======== Record set

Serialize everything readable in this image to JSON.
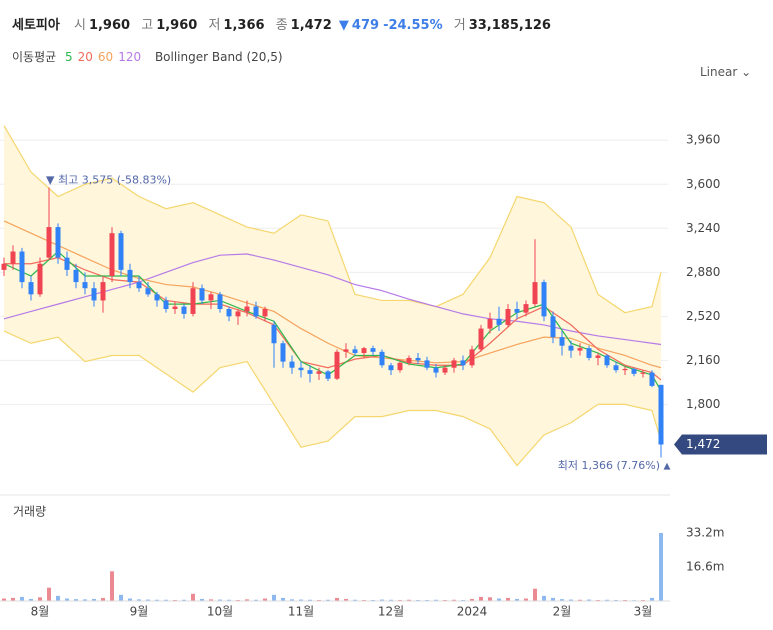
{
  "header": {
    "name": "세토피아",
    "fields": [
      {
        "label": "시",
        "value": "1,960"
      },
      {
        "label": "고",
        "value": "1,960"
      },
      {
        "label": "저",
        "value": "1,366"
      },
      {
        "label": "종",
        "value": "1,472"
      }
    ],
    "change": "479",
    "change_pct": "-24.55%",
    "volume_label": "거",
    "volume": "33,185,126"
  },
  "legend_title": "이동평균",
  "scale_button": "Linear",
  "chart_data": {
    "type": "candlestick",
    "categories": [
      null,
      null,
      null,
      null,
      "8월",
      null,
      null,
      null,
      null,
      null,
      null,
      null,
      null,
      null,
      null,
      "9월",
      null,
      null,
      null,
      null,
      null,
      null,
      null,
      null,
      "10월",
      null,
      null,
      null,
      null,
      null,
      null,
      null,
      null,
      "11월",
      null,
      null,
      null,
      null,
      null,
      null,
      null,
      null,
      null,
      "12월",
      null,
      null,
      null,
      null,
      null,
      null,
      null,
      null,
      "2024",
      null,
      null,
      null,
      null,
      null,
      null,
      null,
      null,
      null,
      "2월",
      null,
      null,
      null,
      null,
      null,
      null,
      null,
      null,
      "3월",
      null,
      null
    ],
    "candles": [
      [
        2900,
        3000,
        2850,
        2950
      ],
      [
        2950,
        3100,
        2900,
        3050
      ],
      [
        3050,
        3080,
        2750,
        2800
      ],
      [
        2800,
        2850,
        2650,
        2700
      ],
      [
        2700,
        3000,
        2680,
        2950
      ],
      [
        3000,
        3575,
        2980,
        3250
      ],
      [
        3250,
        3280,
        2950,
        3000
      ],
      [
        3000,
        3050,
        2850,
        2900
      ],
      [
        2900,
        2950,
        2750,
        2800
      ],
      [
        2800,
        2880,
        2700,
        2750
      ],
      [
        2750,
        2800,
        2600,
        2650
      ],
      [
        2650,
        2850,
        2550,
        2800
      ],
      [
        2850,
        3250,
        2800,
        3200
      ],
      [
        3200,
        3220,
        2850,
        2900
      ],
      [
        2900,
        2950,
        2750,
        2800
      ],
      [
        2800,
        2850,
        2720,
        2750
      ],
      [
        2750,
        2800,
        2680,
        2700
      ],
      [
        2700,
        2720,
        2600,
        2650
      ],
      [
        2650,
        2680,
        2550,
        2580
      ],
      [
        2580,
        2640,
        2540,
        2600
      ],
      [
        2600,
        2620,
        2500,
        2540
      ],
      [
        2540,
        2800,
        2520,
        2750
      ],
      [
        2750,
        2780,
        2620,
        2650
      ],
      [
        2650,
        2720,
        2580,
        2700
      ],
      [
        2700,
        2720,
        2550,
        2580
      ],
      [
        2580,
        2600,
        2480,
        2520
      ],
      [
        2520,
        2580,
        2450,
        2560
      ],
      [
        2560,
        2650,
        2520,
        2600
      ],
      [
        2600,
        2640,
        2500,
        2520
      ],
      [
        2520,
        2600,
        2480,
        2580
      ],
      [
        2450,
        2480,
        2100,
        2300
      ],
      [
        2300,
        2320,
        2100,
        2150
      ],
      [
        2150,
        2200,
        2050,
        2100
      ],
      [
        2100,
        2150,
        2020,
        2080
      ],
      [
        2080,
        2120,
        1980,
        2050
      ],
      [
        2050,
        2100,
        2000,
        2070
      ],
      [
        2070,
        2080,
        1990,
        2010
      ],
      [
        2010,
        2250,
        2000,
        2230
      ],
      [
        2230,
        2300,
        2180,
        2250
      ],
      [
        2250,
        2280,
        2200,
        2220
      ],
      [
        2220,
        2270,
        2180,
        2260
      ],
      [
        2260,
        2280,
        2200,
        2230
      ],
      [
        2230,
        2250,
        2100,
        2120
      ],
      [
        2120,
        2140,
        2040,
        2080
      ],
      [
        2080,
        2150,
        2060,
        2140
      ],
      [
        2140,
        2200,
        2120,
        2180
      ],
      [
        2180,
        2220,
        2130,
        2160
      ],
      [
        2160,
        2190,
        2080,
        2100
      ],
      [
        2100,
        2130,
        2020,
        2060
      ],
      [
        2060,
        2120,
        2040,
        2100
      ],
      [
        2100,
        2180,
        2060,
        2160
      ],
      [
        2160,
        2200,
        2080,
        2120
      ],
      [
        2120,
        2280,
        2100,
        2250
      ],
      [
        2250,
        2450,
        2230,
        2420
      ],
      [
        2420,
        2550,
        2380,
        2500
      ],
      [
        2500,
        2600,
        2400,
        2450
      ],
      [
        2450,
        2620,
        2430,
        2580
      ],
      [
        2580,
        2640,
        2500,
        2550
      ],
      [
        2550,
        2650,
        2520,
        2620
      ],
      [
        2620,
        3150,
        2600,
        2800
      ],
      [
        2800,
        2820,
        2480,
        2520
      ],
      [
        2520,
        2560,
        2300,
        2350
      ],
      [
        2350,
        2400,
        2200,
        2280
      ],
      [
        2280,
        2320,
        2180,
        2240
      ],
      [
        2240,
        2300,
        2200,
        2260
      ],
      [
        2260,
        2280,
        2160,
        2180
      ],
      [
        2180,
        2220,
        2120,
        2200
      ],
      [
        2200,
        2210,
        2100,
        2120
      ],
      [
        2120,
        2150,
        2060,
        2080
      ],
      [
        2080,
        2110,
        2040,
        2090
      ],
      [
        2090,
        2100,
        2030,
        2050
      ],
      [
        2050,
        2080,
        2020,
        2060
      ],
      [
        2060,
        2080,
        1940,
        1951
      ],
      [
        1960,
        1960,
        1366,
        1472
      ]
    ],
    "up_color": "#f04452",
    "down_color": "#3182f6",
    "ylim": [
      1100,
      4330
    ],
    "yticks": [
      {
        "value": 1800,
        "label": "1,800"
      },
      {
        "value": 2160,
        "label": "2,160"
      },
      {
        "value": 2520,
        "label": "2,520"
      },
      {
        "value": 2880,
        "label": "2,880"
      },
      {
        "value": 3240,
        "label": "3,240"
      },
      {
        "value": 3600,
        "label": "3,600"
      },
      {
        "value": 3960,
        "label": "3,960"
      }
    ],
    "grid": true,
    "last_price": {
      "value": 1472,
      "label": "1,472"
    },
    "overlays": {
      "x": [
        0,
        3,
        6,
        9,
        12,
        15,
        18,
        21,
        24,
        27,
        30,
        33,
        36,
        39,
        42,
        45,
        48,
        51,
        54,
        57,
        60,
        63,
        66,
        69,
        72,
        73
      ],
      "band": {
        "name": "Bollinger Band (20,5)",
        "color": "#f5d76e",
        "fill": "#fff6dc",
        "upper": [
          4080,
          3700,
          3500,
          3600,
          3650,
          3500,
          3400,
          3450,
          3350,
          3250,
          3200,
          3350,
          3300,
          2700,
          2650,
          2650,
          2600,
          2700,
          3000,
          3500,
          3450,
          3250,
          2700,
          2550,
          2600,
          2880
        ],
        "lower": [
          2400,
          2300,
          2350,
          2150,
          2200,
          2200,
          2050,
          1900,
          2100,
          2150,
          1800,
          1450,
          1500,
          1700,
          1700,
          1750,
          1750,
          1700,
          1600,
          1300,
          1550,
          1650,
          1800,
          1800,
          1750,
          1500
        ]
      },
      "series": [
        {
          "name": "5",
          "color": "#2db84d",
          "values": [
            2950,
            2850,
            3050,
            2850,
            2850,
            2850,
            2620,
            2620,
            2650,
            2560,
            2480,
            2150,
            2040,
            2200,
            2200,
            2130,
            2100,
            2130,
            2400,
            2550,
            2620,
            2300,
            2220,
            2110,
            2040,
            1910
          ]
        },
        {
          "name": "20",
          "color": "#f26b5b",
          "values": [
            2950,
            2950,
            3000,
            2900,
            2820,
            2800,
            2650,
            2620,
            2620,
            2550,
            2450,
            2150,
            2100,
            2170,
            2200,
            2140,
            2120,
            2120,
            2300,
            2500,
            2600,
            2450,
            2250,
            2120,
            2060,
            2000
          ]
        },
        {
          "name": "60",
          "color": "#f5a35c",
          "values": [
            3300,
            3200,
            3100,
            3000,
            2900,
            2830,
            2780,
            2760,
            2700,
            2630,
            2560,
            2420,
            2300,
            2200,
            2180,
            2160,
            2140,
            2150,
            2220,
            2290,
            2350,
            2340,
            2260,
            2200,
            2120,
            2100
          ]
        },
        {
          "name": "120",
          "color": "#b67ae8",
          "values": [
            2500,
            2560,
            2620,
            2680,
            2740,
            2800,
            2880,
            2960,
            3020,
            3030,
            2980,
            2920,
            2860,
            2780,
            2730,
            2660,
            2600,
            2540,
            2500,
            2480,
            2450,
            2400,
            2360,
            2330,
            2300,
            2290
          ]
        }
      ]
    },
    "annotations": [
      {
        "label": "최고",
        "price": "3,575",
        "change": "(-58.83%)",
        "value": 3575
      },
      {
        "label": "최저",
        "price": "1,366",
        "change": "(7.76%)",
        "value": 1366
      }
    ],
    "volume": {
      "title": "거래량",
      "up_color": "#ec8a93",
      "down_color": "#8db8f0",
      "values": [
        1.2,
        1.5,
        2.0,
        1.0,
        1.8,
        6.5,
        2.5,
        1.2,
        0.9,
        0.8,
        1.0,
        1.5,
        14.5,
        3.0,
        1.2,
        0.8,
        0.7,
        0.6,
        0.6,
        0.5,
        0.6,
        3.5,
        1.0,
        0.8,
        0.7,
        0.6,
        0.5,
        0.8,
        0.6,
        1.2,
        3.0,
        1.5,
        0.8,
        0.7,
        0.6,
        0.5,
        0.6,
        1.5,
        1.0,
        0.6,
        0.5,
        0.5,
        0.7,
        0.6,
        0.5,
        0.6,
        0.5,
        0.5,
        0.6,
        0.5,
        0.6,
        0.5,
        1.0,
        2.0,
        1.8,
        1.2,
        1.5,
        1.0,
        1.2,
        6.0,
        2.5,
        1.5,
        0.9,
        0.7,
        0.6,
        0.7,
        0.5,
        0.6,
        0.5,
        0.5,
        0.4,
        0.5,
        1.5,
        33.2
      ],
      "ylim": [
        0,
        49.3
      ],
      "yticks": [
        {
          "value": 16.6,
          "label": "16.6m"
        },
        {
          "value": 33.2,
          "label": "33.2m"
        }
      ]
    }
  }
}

================

• **What you will do**
Check each line above for the word "name" and copy the ones that have it.

• **Answer to the exercise**
    "name": "세토피아",
        "name": "Bollinger Band (20,5)",
          "name": "5",
          "name": "20",
          "name": "60",
          "name": "120",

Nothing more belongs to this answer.